Segment Open

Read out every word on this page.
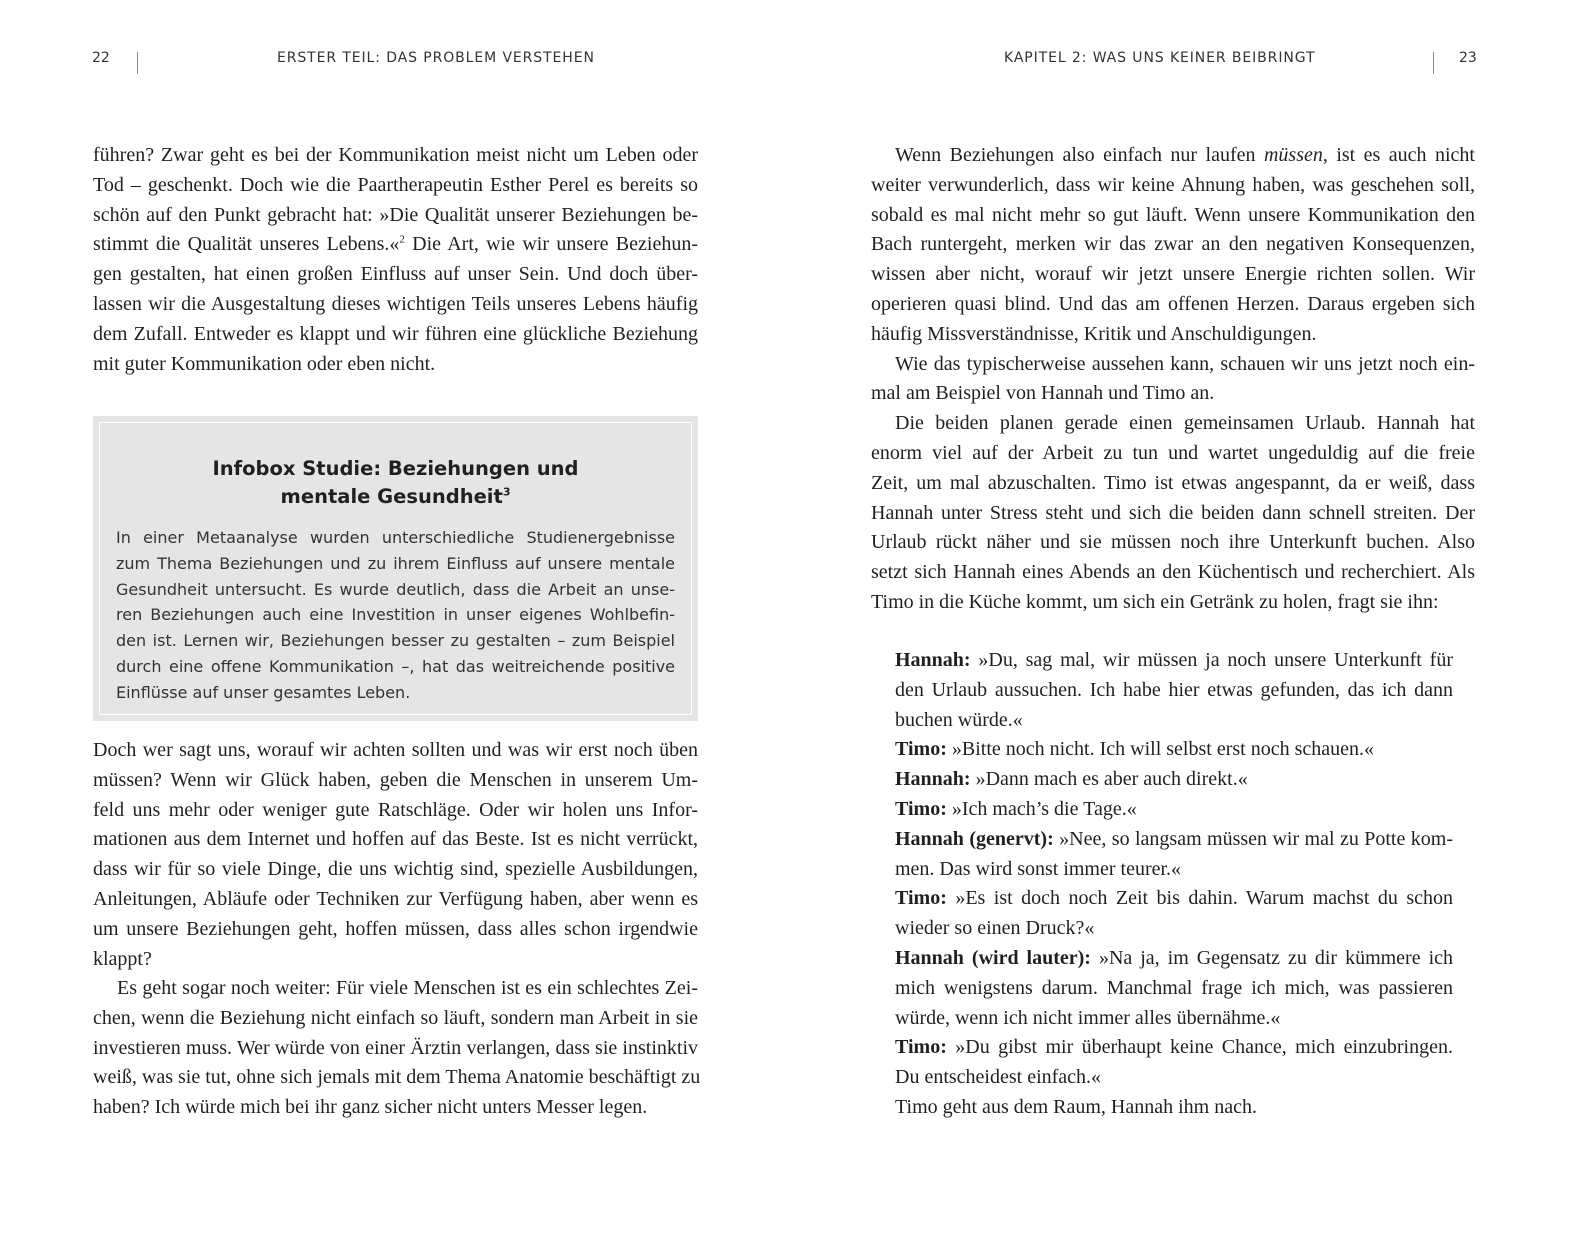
22	ERSTER TEIL: DAS PROBLEM VERSTEHEN
führen? Zwar geht es bei der Kommunikation meist nicht um Leben oder
Tod – geschenkt. Doch wie die Paartherapeutin Esther Perel es bereits so
schön auf den Punkt gebracht hat: »Die Qualität unserer Beziehungen be-
stimmt die Qualität unseres Lebens.«$^2$ Die Art, wie wir unsere Beziehun-
gen gestalten, hat einen großen Einfluss auf unser Sein. Und doch über-
lassen wir die Ausgestaltung dieses wichtigen Teils unseres Lebens häufig
dem Zufall. Entweder es klappt und wir führen eine glückliche Beziehung
mit guter Kommunikation oder eben nicht.
Infobox Studie: Beziehungen und
mentale Gesundheit$^3$
In einer Metaanalyse wurden unterschiedliche Studienergebnisse
zum Thema Beziehungen und zu ihrem Einfluss auf unsere mentale
Gesundheit untersucht. Es wurde deutlich, dass die Arbeit an unse-
ren Beziehungen auch eine Investition in unser eigenes Wohlbefin-
den ist. Lernen wir, Beziehungen besser zu gestalten – zum Beispiel
durch eine offene Kommunikation –, hat das weitreichende positive
Einflüsse auf unser gesamtes Leben.
Doch wer sagt uns, worauf wir achten sollten und was wir erst noch üben
müssen? Wenn wir Glück haben, geben die Menschen in unserem Um-
feld uns mehr oder weniger gute Ratschläge. Oder wir holen uns Infor-
mationen aus dem Internet und hoffen auf das Beste. Ist es nicht verrückt,
dass wir für so viele Dinge, die uns wichtig sind, spezielle Ausbildungen,
Anleitungen, Abläufe oder Techniken zur Verfügung haben, aber wenn es
um unsere Beziehungen geht, hoffen müssen, dass alles schon irgendwie
klappt?
Es geht sogar noch weiter: Für viele Menschen ist es ein schlechtes Zei-
chen, wenn die Beziehung nicht einfach so läuft, sondern man Arbeit in sie
investieren muss. Wer würde von einer Ärztin verlangen, dass sie instinktiv
weiß, was sie tut, ohne sich jemals mit dem Thema Anatomie beschäftigt zu
haben? Ich würde mich bei ihr ganz sicher nicht unters Messer legen.
KAPITEL 2: WAS UNS KEINER BEIBRINGT	23
Wenn Beziehungen also einfach nur laufen müssen, ist es auch nicht
weiter verwunderlich, dass wir keine Ahnung haben, was geschehen soll,
sobald es mal nicht mehr so gut läuft. Wenn unsere Kommunikation den
Bach runtergeht, merken wir das zwar an den negativen Konsequenzen,
wissen aber nicht, worauf wir jetzt unsere Energie richten sollen. Wir
operieren quasi blind. Und das am offenen Herzen. Daraus ergeben sich
häufig Missverständnisse, Kritik und Anschuldigungen.
Wie das typischerweise aussehen kann, schauen wir uns jetzt noch ein-
mal am Beispiel von Hannah und Timo an.
Die beiden planen gerade einen gemeinsamen Urlaub. Hannah hat
enorm viel auf der Arbeit zu tun und wartet ungeduldig auf die freie
Zeit, um mal abzuschalten. Timo ist etwas angespannt, da er weiß, dass
Hannah unter Stress steht und sich die beiden dann schnell streiten. Der
Urlaub rückt näher und sie müssen noch ihre Unterkunft buchen. Also
setzt sich Hannah eines Abends an den Küchentisch und recherchiert. Als
Timo in die Küche kommt, um sich ein Getränk zu holen, fragt sie ihn:
Hannah: »Du, sag mal, wir müssen ja noch unsere Unterkunft für
den Urlaub aussuchen. Ich habe hier etwas gefunden, das ich dann
buchen würde.«
Timo: »Bitte noch nicht. Ich will selbst erst noch schauen.«
Hannah: »Dann mach es aber auch direkt.«
Timo: »Ich mach’s die Tage.«
Hannah (genervt): »Nee, so langsam müssen wir mal zu Potte kom-
men. Das wird sonst immer teurer.«
Timo: »Es ist doch noch Zeit bis dahin. Warum machst du schon
wieder so einen Druck?«
Hannah (wird lauter): »Na ja, im Gegensatz zu dir kümmere ich
mich wenigstens darum. Manchmal frage ich mich, was passieren
würde, wenn ich nicht immer alles übernähme.«
Timo: »Du gibst mir überhaupt keine Chance, mich einzubringen.
Du entscheidest einfach.«
Timo geht aus dem Raum, Hannah ihm nach.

Segment Closed

## REQUIRED ACTION
Retype the records above exactly, and keep any picture out of what you write.

## EXERCISE OUTPUT
Read out every word on this page.
22	ERSTER TEIL: DAS PROBLEM VERSTEHEN
führen? Zwar geht es bei der Kommunikation meist nicht um Leben oder
Tod – geschenkt. Doch wie die Paartherapeutin Esther Perel es bereits so
schön auf den Punkt gebracht hat: »Die Qualität unserer Beziehungen be-
stimmt die Qualität unseres Lebens.«$^2$ Die Art, wie wir unsere Beziehun-
gen gestalten, hat einen großen Einfluss auf unser Sein. Und doch über-
lassen wir die Ausgestaltung dieses wichtigen Teils unseres Lebens häufig
dem Zufall. Entweder es klappt und wir führen eine glückliche Beziehung
mit guter Kommunikation oder eben nicht.
Infobox Studie: Beziehungen und
mentale Gesundheit$^3$
In einer Metaanalyse wurden unterschiedliche Studienergebnisse
zum Thema Beziehungen und zu ihrem Einfluss auf unsere mentale
Gesundheit untersucht. Es wurde deutlich, dass die Arbeit an unse-
ren Beziehungen auch eine Investition in unser eigenes Wohlbefin-
den ist. Lernen wir, Beziehungen besser zu gestalten – zum Beispiel
durch eine offene Kommunikation –, hat das weitreichende positive
Einflüsse auf unser gesamtes Leben.
Doch wer sagt uns, worauf wir achten sollten und was wir erst noch üben
müssen? Wenn wir Glück haben, geben die Menschen in unserem Um-
feld uns mehr oder weniger gute Ratschläge. Oder wir holen uns Infor-
mationen aus dem Internet und hoffen auf das Beste. Ist es nicht verrückt,
dass wir für so viele Dinge, die uns wichtig sind, spezielle Ausbildungen,
Anleitungen, Abläufe oder Techniken zur Verfügung haben, aber wenn es
um unsere Beziehungen geht, hoffen müssen, dass alles schon irgendwie
klappt?
Es geht sogar noch weiter: Für viele Menschen ist es ein schlechtes Zei-
chen, wenn die Beziehung nicht einfach so läuft, sondern man Arbeit in sie
investieren muss. Wer würde von einer Ärztin verlangen, dass sie instinktiv
weiß, was sie tut, ohne sich jemals mit dem Thema Anatomie beschäftigt zu
haben? Ich würde mich bei ihr ganz sicher nicht unters Messer legen.
KAPITEL 2: WAS UNS KEINER BEIBRINGT	23
Wenn Beziehungen also einfach nur laufen müssen, ist es auch nicht
weiter verwunderlich, dass wir keine Ahnung haben, was geschehen soll,
sobald es mal nicht mehr so gut läuft. Wenn unsere Kommunikation den
Bach runtergeht, merken wir das zwar an den negativen Konsequenzen,
wissen aber nicht, worauf wir jetzt unsere Energie richten sollen. Wir
operieren quasi blind. Und das am offenen Herzen. Daraus ergeben sich
häufig Missverständnisse, Kritik und Anschuldigungen.
Wie das typischerweise aussehen kann, schauen wir uns jetzt noch ein-
mal am Beispiel von Hannah und Timo an.
Die beiden planen gerade einen gemeinsamen Urlaub. Hannah hat
enorm viel auf der Arbeit zu tun und wartet ungeduldig auf die freie
Zeit, um mal abzuschalten. Timo ist etwas angespannt, da er weiß, dass
Hannah unter Stress steht und sich die beiden dann schnell streiten. Der
Urlaub rückt näher und sie müssen noch ihre Unterkunft buchen. Also
setzt sich Hannah eines Abends an den Küchentisch und recherchiert. Als
Timo in die Küche kommt, um sich ein Getränk zu holen, fragt sie ihn:
Hannah: »Du, sag mal, wir müssen ja noch unsere Unterkunft für
den Urlaub aussuchen. Ich habe hier etwas gefunden, das ich dann
buchen würde.«
Timo: »Bitte noch nicht. Ich will selbst erst noch schauen.«
Hannah: »Dann mach es aber auch direkt.«
Timo: »Ich mach’s die Tage.«
Hannah (genervt): »Nee, so langsam müssen wir mal zu Potte kom-
men. Das wird sonst immer teurer.«
Timo: »Es ist doch noch Zeit bis dahin. Warum machst du schon
wieder so einen Druck?«
Hannah (wird lauter): »Na ja, im Gegensatz zu dir kümmere ich
mich wenigstens darum. Manchmal frage ich mich, was passieren
würde, wenn ich nicht immer alles übernähme.«
Timo: »Du gibst mir überhaupt keine Chance, mich einzubringen.
Du entscheidest einfach.«
Timo geht aus dem Raum, Hannah ihm nach.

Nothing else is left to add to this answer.